[Items from a figure collection]
###

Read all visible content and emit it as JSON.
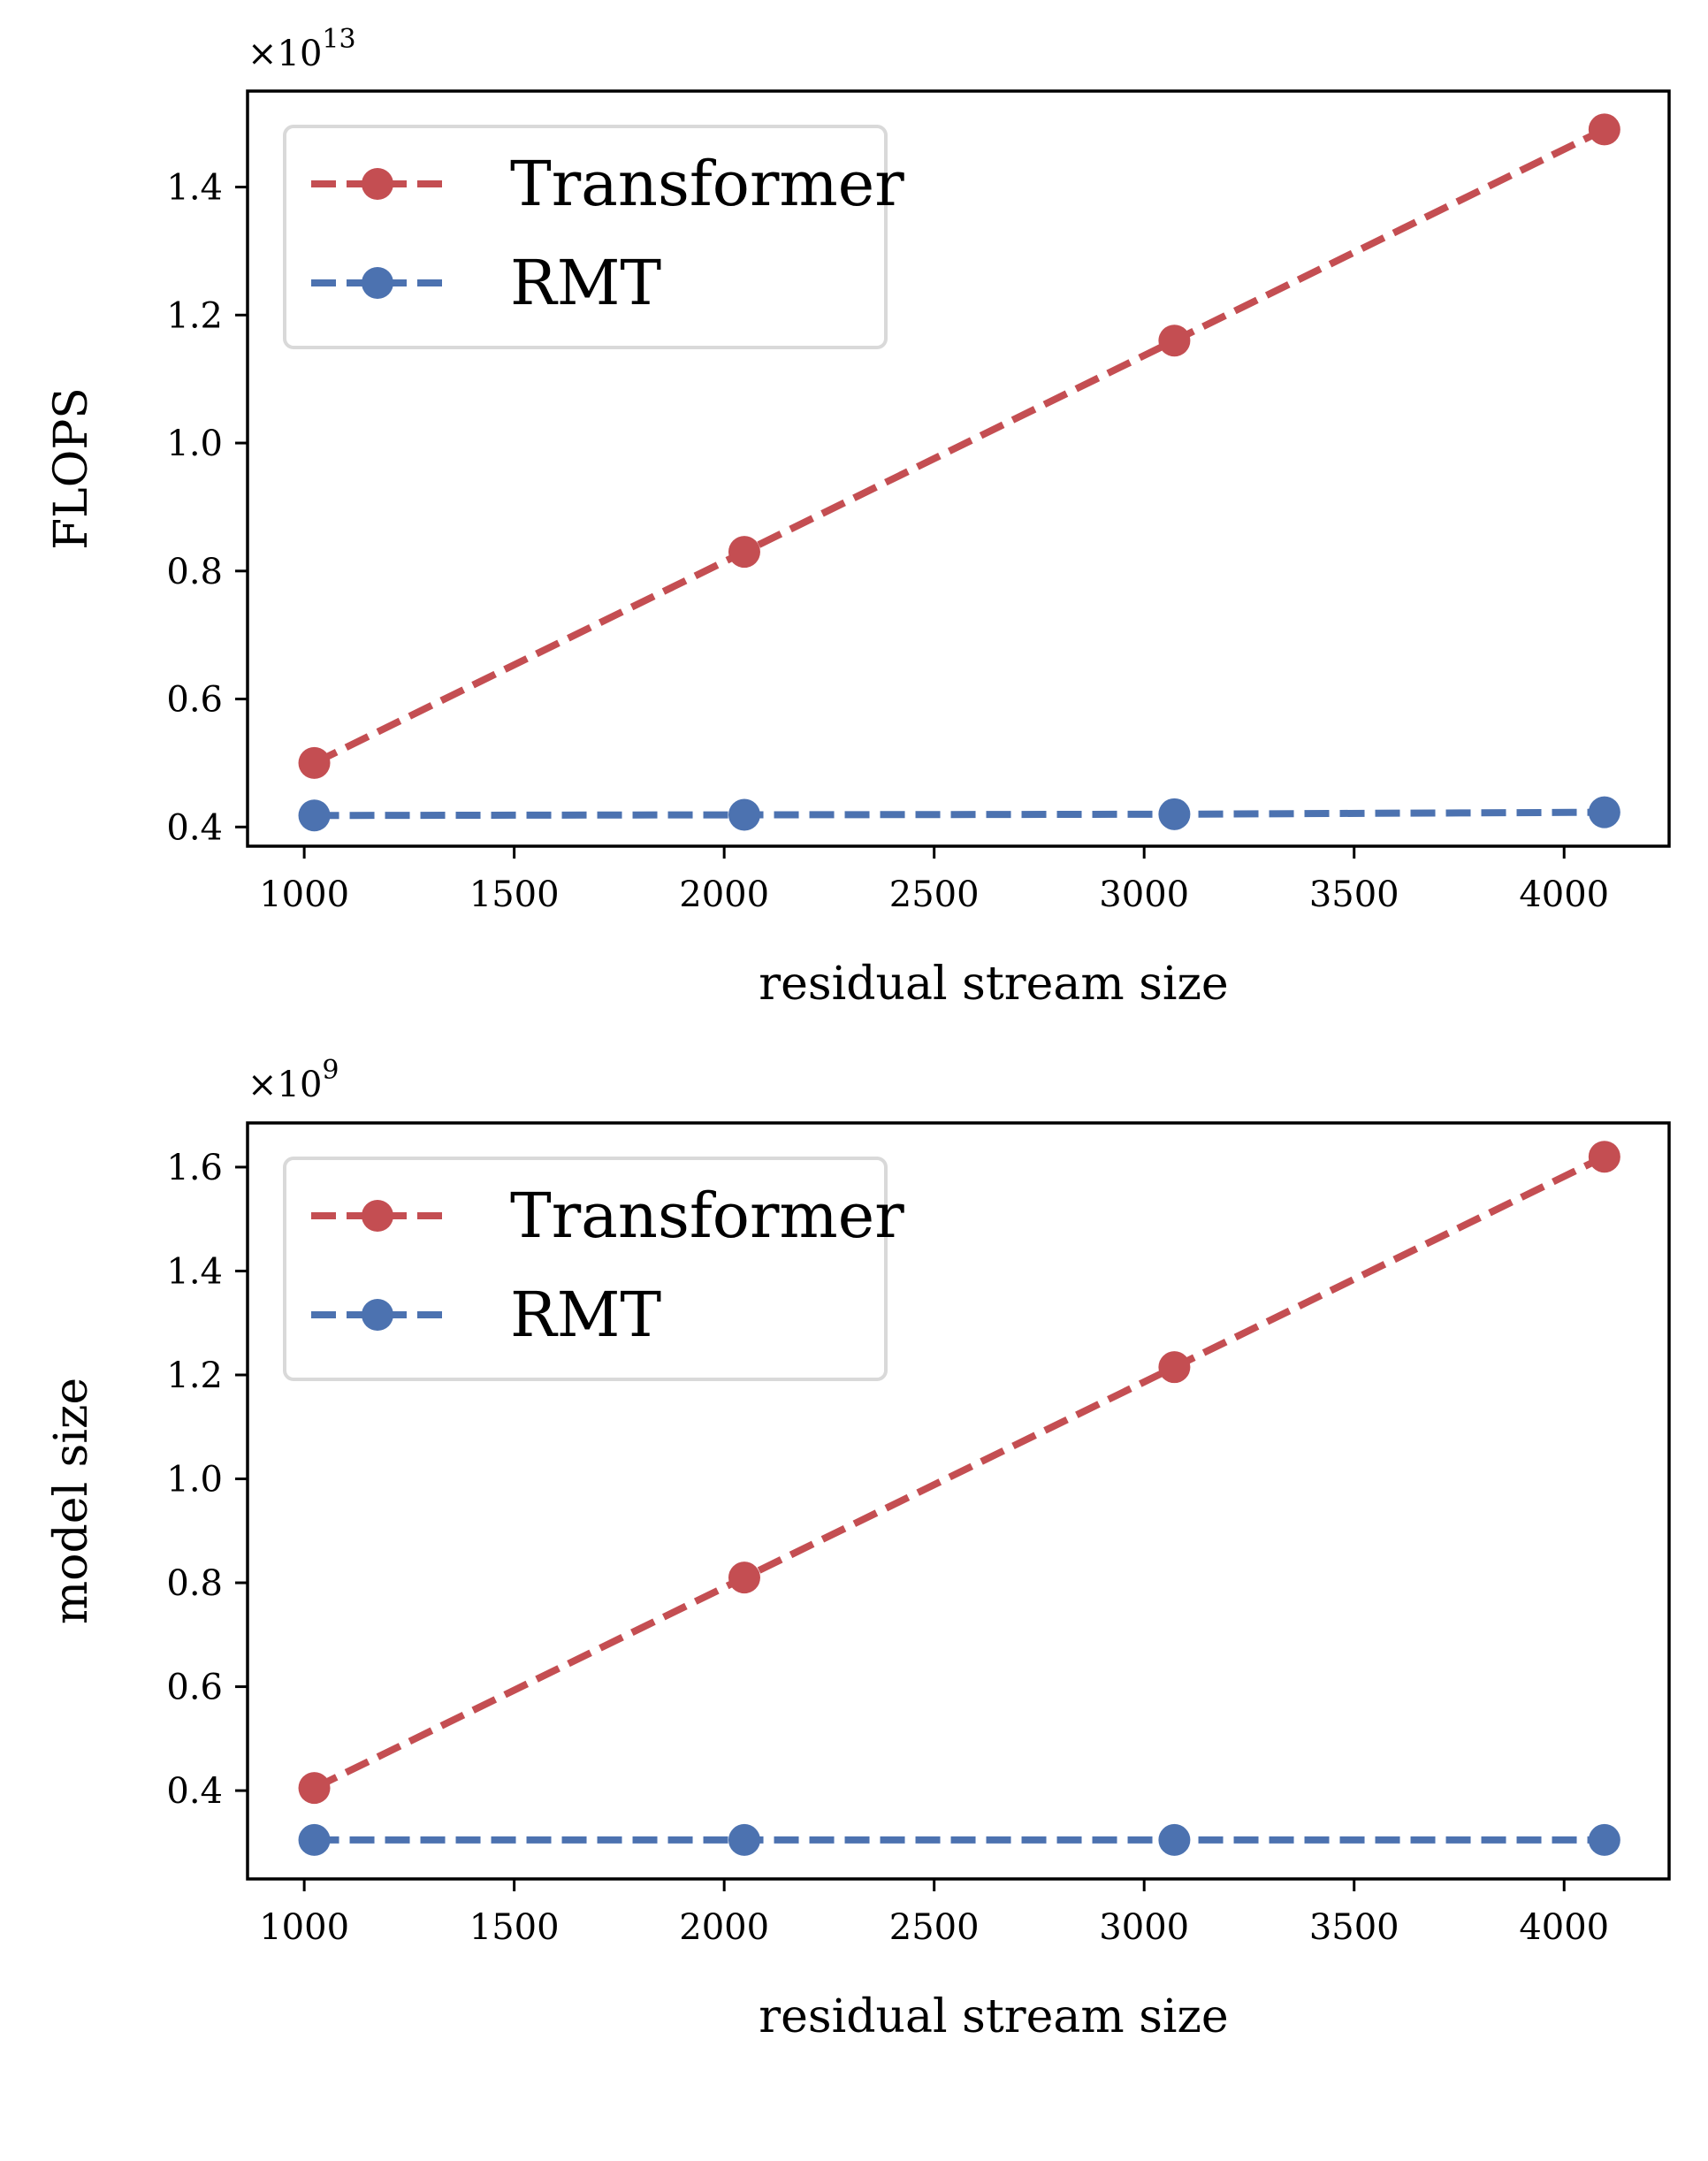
{
  "chart_data": [
    {
      "type": "line",
      "xlabel": "residual stream size",
      "ylabel": "FLOPS",
      "y_multiplier_base": "×10",
      "y_multiplier_exp": "13",
      "xlim": [
        865,
        4250
      ],
      "ylim": [
        0.37,
        1.55
      ],
      "xticks": [
        1000,
        1500,
        2000,
        2500,
        3000,
        3500,
        4000
      ],
      "xtick_labels": [
        "1000",
        "1500",
        "2000",
        "2500",
        "3000",
        "3500",
        "4000"
      ],
      "yticks": [
        0.4,
        0.6,
        0.8,
        1.0,
        1.2,
        1.4
      ],
      "ytick_labels": [
        "0.4",
        "0.6",
        "0.8",
        "1.0",
        "1.2",
        "1.4"
      ],
      "x": [
        1024,
        2048,
        3072,
        4096
      ],
      "series": [
        {
          "name": "Transformer",
          "color": "#c44e52",
          "values": [
            0.5,
            0.83,
            1.16,
            1.49
          ]
        },
        {
          "name": "RMT",
          "color": "#4c72b0",
          "values": [
            0.418,
            0.419,
            0.42,
            0.423
          ]
        }
      ],
      "legend": "top-left",
      "grid": false
    },
    {
      "type": "line",
      "xlabel": "residual stream size",
      "ylabel": "model size",
      "y_multiplier_base": "×10",
      "y_multiplier_exp": "9",
      "xlim": [
        865,
        4250
      ],
      "ylim": [
        0.23,
        1.685
      ],
      "xticks": [
        1000,
        1500,
        2000,
        2500,
        3000,
        3500,
        4000
      ],
      "xtick_labels": [
        "1000",
        "1500",
        "2000",
        "2500",
        "3000",
        "3500",
        "4000"
      ],
      "yticks": [
        0.4,
        0.6,
        0.8,
        1.0,
        1.2,
        1.4,
        1.6
      ],
      "ytick_labels": [
        "0.4",
        "0.6",
        "0.8",
        "1.0",
        "1.2",
        "1.4",
        "1.6"
      ],
      "x": [
        1024,
        2048,
        3072,
        4096
      ],
      "series": [
        {
          "name": "Transformer",
          "color": "#c44e52",
          "values": [
            0.405,
            0.81,
            1.215,
            1.62
          ]
        },
        {
          "name": "RMT",
          "color": "#4c72b0",
          "values": [
            0.305,
            0.305,
            0.305,
            0.305
          ]
        }
      ],
      "legend": "top-left",
      "grid": false
    }
  ]
}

###

TASK STATEMENT |
Omit the pictures and restate the rest of the records verbatim.

OUTPUT OF THE EXERCISE |
Read all visible content and emit it as JSON.
{
  "chart_data": [
    {
      "type": "line",
      "xlabel": "residual stream size",
      "ylabel": "FLOPS",
      "y_multiplier_base": "×10",
      "y_multiplier_exp": "13",
      "xlim": [
        865,
        4250
      ],
      "ylim": [
        0.37,
        1.55
      ],
      "xticks": [
        1000,
        1500,
        2000,
        2500,
        3000,
        3500,
        4000
      ],
      "xtick_labels": [
        "1000",
        "1500",
        "2000",
        "2500",
        "3000",
        "3500",
        "4000"
      ],
      "yticks": [
        0.4,
        0.6,
        0.8,
        1.0,
        1.2,
        1.4
      ],
      "ytick_labels": [
        "0.4",
        "0.6",
        "0.8",
        "1.0",
        "1.2",
        "1.4"
      ],
      "x": [
        1024,
        2048,
        3072,
        4096
      ],
      "series": [
        {
          "name": "Transformer",
          "color": "#c44e52",
          "values": [
            0.5,
            0.83,
            1.16,
            1.49
          ]
        },
        {
          "name": "RMT",
          "color": "#4c72b0",
          "values": [
            0.418,
            0.419,
            0.42,
            0.423
          ]
        }
      ],
      "legend": "top-left",
      "grid": false
    },
    {
      "type": "line",
      "xlabel": "residual stream size",
      "ylabel": "model size",
      "y_multiplier_base": "×10",
      "y_multiplier_exp": "9",
      "xlim": [
        865,
        4250
      ],
      "ylim": [
        0.23,
        1.685
      ],
      "xticks": [
        1000,
        1500,
        2000,
        2500,
        3000,
        3500,
        4000
      ],
      "xtick_labels": [
        "1000",
        "1500",
        "2000",
        "2500",
        "3000",
        "3500",
        "4000"
      ],
      "yticks": [
        0.4,
        0.6,
        0.8,
        1.0,
        1.2,
        1.4,
        1.6
      ],
      "ytick_labels": [
        "0.4",
        "0.6",
        "0.8",
        "1.0",
        "1.2",
        "1.4",
        "1.6"
      ],
      "x": [
        1024,
        2048,
        3072,
        4096
      ],
      "series": [
        {
          "name": "Transformer",
          "color": "#c44e52",
          "values": [
            0.405,
            0.81,
            1.215,
            1.62
          ]
        },
        {
          "name": "RMT",
          "color": "#4c72b0",
          "values": [
            0.305,
            0.305,
            0.305,
            0.305
          ]
        }
      ],
      "legend": "top-left",
      "grid": false
    }
  ]
}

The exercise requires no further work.